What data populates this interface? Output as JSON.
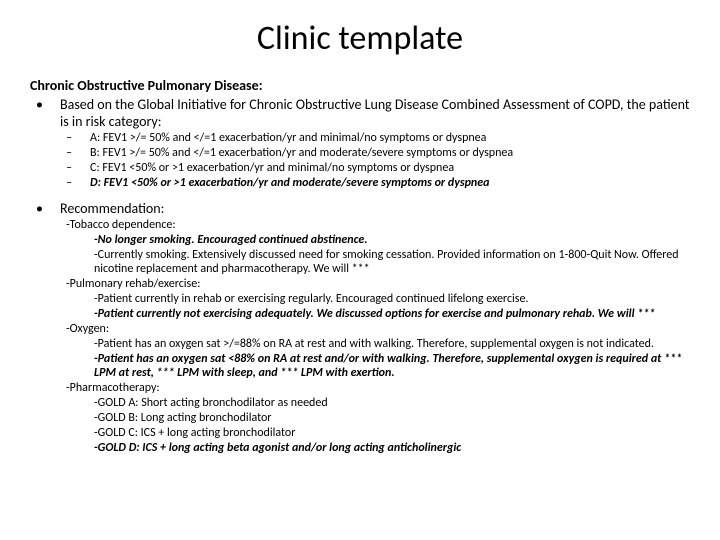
{
  "title": "Clinic template",
  "heading": "Chronic Obstructive Pulmonary Disease:",
  "intro": "Based on the Global Initiative for Chronic Obstructive Lung Disease Combined Assessment of COPD, the patient is in risk category:",
  "categories": [
    {
      "text": "A: FEV1 >/= 50% and </=1 exacerbation/yr and minimal/no symptoms or dyspnea",
      "em": false
    },
    {
      "text": "B: FEV1 >/= 50% and </=1 exacerbation/yr and moderate/severe symptoms or dyspnea",
      "em": false
    },
    {
      "text": "C: FEV1 <50% or >1 exacerbation/yr and minimal/no symptoms or dyspnea",
      "em": false
    },
    {
      "text": "D: FEV1 <50% or >1 exacerbation/yr and moderate/severe symptoms or dyspnea",
      "em": true
    }
  ],
  "rec_label": "Recommendation:",
  "sections": [
    {
      "title": "-Tobacco dependence:",
      "items": [
        {
          "text": "-No longer smoking.  Encouraged continued abstinence.",
          "em": true
        },
        {
          "text": "-Currently smoking.  Extensively discussed need for smoking cessation.  Provided information on 1-800-Quit Now.  Offered nicotine replacement and pharmacotherapy.  We will ***",
          "em": false
        }
      ]
    },
    {
      "title": "-Pulmonary rehab/exercise:",
      "items": [
        {
          "text": "-Patient currently in rehab or exercising regularly.  Encouraged continued lifelong exercise.",
          "em": false
        },
        {
          "text": "-Patient currently not exercising adequately.  We discussed options for exercise and pulmonary rehab.  We will ***",
          "em": true
        }
      ]
    },
    {
      "title": "-Oxygen:",
      "items": [
        {
          "text": "-Patient has an oxygen sat >/=88% on RA at rest and with walking.  Therefore, supplemental oxygen is not indicated.",
          "em": false
        },
        {
          "text": "-Patient has an oxygen sat <88% on RA at rest and/or with walking.  Therefore, supplemental oxygen is required at *** LPM at rest, *** LPM with sleep, and *** LPM with exertion.",
          "em": true
        }
      ]
    },
    {
      "title": "-Pharmacotherapy:",
      "items": [
        {
          "text": "-GOLD A: Short acting bronchodilator as needed",
          "em": false
        },
        {
          "text": "-GOLD B: Long acting bronchodilator",
          "em": false
        },
        {
          "text": "-GOLD C: ICS + long acting bronchodilator",
          "em": false
        },
        {
          "text": "-GOLD D: ICS + long acting beta agonist and/or long acting anticholinergic",
          "em": true
        }
      ]
    }
  ]
}
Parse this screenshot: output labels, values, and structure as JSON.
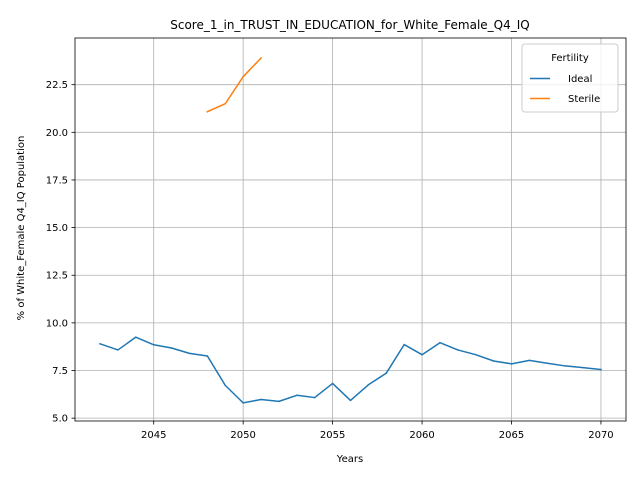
{
  "chart_data": {
    "type": "line",
    "title": "Score_1_in_TRUST_IN_EDUCATION_for_White_Female_Q4_IQ",
    "xlabel": "Years",
    "ylabel": "% of White_Female Q4_IQ Population",
    "xlim": [
      2040.6,
      2071.4
    ],
    "ylim": [
      4.85,
      24.95
    ],
    "xticks": [
      2045,
      2050,
      2055,
      2060,
      2065,
      2070
    ],
    "xtick_labels": [
      "2045",
      "2050",
      "2055",
      "2060",
      "2065",
      "2070"
    ],
    "yticks": [
      5.0,
      7.5,
      10.0,
      12.5,
      15.0,
      17.5,
      20.0,
      22.5
    ],
    "ytick_labels": [
      "5.0",
      "7.5",
      "10.0",
      "12.5",
      "15.0",
      "17.5",
      "20.0",
      "22.5"
    ],
    "grid": true,
    "legend": {
      "title": "Fertility",
      "placement": "top-right"
    },
    "series": [
      {
        "name": "Ideal",
        "color": "#1f77b4",
        "x": [
          2042,
          2043,
          2044,
          2045,
          2046,
          2047,
          2048,
          2049,
          2050,
          2051,
          2052,
          2053,
          2054,
          2055,
          2056,
          2057,
          2058,
          2059,
          2060,
          2061,
          2062,
          2063,
          2064,
          2065,
          2066,
          2067,
          2068,
          2069,
          2070
        ],
        "values": [
          8.9,
          8.58,
          9.25,
          8.85,
          8.68,
          8.4,
          8.26,
          6.72,
          5.8,
          5.98,
          5.88,
          6.2,
          6.08,
          6.82,
          5.93,
          6.75,
          7.36,
          8.86,
          8.33,
          8.96,
          8.58,
          8.33,
          8.0,
          7.85,
          8.03,
          7.88,
          7.74,
          7.65,
          7.55
        ]
      },
      {
        "name": "Sterile",
        "color": "#ff7f0e",
        "x": [
          2048,
          2049,
          2050,
          2051
        ],
        "values": [
          21.08,
          21.5,
          22.92,
          23.9
        ]
      }
    ]
  }
}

※

● **WHAT THE TASK ASKS**:
Repeat each entry exactly. Pictures do not belong in the copy.

● **THE RESULT**:
What data populates this interface? Output as JSON.
{
  "title": "Clinic template",
  "heading": "Chronic Obstructive Pulmonary Disease:",
  "intro": "Based on the Global Initiative for Chronic Obstructive Lung Disease Combined Assessment of COPD, the patient is in risk category:",
  "categories": [
    {
      "text": "A: FEV1 >/= 50% and </=1 exacerbation/yr and minimal/no symptoms or dyspnea",
      "em": false
    },
    {
      "text": "B: FEV1 >/= 50% and </=1 exacerbation/yr and moderate/severe symptoms or dyspnea",
      "em": false
    },
    {
      "text": "C: FEV1 <50% or >1 exacerbation/yr and minimal/no symptoms or dyspnea",
      "em": false
    },
    {
      "text": "D: FEV1 <50% or >1 exacerbation/yr and moderate/severe symptoms or dyspnea",
      "em": true
    }
  ],
  "rec_label": "Recommendation:",
  "sections": [
    {
      "title": "-Tobacco dependence:",
      "items": [
        {
          "text": "-No longer smoking.  Encouraged continued abstinence.",
          "em": true
        },
        {
          "text": "-Currently smoking.  Extensively discussed need for smoking cessation.  Provided information on 1-800-Quit Now.  Offered nicotine replacement and pharmacotherapy.  We will ***",
          "em": false
        }
      ]
    },
    {
      "title": "-Pulmonary rehab/exercise:",
      "items": [
        {
          "text": "-Patient currently in rehab or exercising regularly.  Encouraged continued lifelong exercise.",
          "em": false
        },
        {
          "text": "-Patient currently not exercising adequately.  We discussed options for exercise and pulmonary rehab.  We will ***",
          "em": true
        }
      ]
    },
    {
      "title": "-Oxygen:",
      "items": [
        {
          "text": "-Patient has an oxygen sat >/=88% on RA at rest and with walking.  Therefore, supplemental oxygen is not indicated.",
          "em": false
        },
        {
          "text": "-Patient has an oxygen sat <88% on RA at rest and/or with walking.  Therefore, supplemental oxygen is required at *** LPM at rest, *** LPM with sleep, and *** LPM with exertion.",
          "em": true
        }
      ]
    },
    {
      "title": "-Pharmacotherapy:",
      "items": [
        {
          "text": "-GOLD A: Short acting bronchodilator as needed",
          "em": false
        },
        {
          "text": "-GOLD B: Long acting bronchodilator",
          "em": false
        },
        {
          "text": "-GOLD C: ICS + long acting bronchodilator",
          "em": false
        },
        {
          "text": "-GOLD D: ICS + long acting beta agonist and/or long acting anticholinergic",
          "em": true
        }
      ]
    }
  ]
}
Parse this screenshot: output labels, values, and structure as JSON.
{
  "chart_data": {
    "type": "line",
    "title": "Score_1_in_TRUST_IN_EDUCATION_for_White_Female_Q4_IQ",
    "xlabel": "Years",
    "ylabel": "% of White_Female Q4_IQ Population",
    "xlim": [
      2040.6,
      2071.4
    ],
    "ylim": [
      4.85,
      24.95
    ],
    "xticks": [
      2045,
      2050,
      2055,
      2060,
      2065,
      2070
    ],
    "xtick_labels": [
      "2045",
      "2050",
      "2055",
      "2060",
      "2065",
      "2070"
    ],
    "yticks": [
      5.0,
      7.5,
      10.0,
      12.5,
      15.0,
      17.5,
      20.0,
      22.5
    ],
    "ytick_labels": [
      "5.0",
      "7.5",
      "10.0",
      "12.5",
      "15.0",
      "17.5",
      "20.0",
      "22.5"
    ],
    "grid": true,
    "legend": {
      "title": "Fertility",
      "placement": "top-right"
    },
    "series": [
      {
        "name": "Ideal",
        "color": "#1f77b4",
        "x": [
          2042,
          2043,
          2044,
          2045,
          2046,
          2047,
          2048,
          2049,
          2050,
          2051,
          2052,
          2053,
          2054,
          2055,
          2056,
          2057,
          2058,
          2059,
          2060,
          2061,
          2062,
          2063,
          2064,
          2065,
          2066,
          2067,
          2068,
          2069,
          2070
        ],
        "values": [
          8.9,
          8.58,
          9.25,
          8.85,
          8.68,
          8.4,
          8.26,
          6.72,
          5.8,
          5.98,
          5.88,
          6.2,
          6.08,
          6.82,
          5.93,
          6.75,
          7.36,
          8.86,
          8.33,
          8.96,
          8.58,
          8.33,
          8.0,
          7.85,
          8.03,
          7.88,
          7.74,
          7.65,
          7.55
        ]
      },
      {
        "name": "Sterile",
        "color": "#ff7f0e",
        "x": [
          2048,
          2049,
          2050,
          2051
        ],
        "values": [
          21.08,
          21.5,
          22.92,
          23.9
        ]
      }
    ]
  }
}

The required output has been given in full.